- _Short problem_: From the entries below, count every line that contains the word "Automatisch". Please give the number and nothing else.

[Collected data]
________________________________________

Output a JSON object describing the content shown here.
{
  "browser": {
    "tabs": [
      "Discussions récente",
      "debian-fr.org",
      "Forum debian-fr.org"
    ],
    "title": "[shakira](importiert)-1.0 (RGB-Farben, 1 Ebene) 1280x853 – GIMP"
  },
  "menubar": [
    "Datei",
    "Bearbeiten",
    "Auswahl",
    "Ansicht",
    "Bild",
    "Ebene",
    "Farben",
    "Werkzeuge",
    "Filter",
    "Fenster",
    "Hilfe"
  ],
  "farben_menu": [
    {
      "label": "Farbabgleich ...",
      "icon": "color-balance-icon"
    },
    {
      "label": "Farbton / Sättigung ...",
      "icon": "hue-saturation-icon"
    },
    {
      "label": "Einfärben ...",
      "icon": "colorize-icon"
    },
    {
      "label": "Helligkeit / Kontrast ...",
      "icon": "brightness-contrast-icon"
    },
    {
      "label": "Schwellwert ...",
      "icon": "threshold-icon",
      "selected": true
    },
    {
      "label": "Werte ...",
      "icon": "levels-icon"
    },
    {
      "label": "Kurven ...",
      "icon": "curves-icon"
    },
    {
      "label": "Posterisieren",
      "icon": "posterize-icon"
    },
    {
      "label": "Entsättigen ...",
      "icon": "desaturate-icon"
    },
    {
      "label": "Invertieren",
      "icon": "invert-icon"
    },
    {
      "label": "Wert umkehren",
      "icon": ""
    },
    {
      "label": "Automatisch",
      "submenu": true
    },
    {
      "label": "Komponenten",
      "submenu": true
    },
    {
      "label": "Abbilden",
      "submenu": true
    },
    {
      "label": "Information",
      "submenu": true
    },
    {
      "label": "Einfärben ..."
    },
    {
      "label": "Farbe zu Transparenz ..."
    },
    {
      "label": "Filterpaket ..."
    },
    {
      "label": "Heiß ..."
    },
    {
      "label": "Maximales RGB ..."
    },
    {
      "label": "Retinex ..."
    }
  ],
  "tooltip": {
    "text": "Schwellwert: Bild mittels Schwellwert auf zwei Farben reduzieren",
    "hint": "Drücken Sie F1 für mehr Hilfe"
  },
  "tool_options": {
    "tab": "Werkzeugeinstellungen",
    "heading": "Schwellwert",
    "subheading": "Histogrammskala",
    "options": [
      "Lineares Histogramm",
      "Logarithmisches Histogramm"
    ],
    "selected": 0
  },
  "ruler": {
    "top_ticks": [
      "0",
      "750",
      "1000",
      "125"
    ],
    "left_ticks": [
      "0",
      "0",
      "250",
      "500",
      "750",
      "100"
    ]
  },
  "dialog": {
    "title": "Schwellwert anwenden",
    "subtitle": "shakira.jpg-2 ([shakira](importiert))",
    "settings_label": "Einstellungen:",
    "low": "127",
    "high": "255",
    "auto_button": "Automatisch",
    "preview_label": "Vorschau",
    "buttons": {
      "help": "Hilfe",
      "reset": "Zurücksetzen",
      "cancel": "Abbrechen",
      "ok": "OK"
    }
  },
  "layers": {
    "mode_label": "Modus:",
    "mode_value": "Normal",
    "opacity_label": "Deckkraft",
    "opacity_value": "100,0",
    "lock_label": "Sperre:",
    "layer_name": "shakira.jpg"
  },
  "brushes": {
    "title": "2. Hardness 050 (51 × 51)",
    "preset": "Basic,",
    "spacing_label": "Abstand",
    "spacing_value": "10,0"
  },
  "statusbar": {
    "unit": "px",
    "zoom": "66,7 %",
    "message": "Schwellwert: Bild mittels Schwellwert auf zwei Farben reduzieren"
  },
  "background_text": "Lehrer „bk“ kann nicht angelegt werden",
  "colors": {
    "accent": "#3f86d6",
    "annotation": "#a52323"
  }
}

________________________________________

- _Expected output_: 2